One might want to revisit the last soda video to go viral, the brilliant Real Bears animation of this past fall, which summed up the consequences of consuming excess sugar as well as anything I’ve ever seen or read. (What’s sadder than a cartoon bear losing a foot? The roughly 80,000 toe, foot and leg amputations a year undergone by diabetics.)
Then there’s the “honest Coca-Cola obesity ad,” a remix of the original Coke video. It seemed to appear within hours of “the real thing,” posted by someone calling himself John Pemberton (the name of Coke’s inventor), and included the line “Imagine if cigarette companies said they were doing something responsible to protect you. How would you react to that?” Exactly.
The word “chutzpah” comes to mind, but that implies some kind of sincere arrogance. This video is sheer manipulation, calculated to confuse, obscure and deny. (It’s not just Coke, of course, but the entire sugar industry that’s involved in a campaign of lies, described in detail in this splendid piece by Gary Taubes and Cristin Kearns Couzens.)
There is virtual consensus that drinking too much soda is bad for you, and it’s not hard to understand the evidence. I asked Rob Lustig, a pediatric endocrinologist at the University of California, San Francisco, and the author of “Fat Chance: Beating the Odds Against Sugar, Processed Food, Obesity, and Disease,” if he’d sum it up for me. His response: “A calorie is NOT a calorie. Different calories have different metabolic fates in the body.

## DATASET EXCERPTS:
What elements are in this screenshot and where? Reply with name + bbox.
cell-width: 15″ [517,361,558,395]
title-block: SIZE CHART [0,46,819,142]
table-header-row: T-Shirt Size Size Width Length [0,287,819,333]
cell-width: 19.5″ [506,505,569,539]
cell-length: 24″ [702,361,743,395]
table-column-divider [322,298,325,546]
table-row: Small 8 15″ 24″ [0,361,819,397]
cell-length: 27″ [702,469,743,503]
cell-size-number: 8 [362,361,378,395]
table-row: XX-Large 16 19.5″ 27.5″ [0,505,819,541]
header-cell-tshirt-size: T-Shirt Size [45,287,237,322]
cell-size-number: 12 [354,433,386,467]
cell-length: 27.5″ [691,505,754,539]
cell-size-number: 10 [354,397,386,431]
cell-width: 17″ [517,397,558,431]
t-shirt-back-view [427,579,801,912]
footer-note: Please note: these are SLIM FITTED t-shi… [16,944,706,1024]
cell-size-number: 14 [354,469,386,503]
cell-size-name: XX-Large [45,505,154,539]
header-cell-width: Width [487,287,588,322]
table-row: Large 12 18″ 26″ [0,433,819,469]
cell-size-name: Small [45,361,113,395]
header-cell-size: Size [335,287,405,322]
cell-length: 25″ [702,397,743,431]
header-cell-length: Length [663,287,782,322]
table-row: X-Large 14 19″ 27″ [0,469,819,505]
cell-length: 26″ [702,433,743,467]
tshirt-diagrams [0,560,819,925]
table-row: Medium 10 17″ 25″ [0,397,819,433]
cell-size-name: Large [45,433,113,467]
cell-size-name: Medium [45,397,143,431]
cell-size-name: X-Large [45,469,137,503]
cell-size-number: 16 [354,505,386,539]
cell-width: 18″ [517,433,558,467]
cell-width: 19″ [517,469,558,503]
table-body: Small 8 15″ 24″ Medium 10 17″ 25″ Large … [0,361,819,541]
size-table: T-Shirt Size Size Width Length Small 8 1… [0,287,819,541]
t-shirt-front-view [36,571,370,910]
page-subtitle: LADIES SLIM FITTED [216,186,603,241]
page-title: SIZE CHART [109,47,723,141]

## WORK TASK:
In the passage on soda and sugar, under what name was the "honest Coca-Cola obesity ad" posted?

## ANSWER TO THIS PROBLEM:
John Pemberton, the name of Coke's inventor.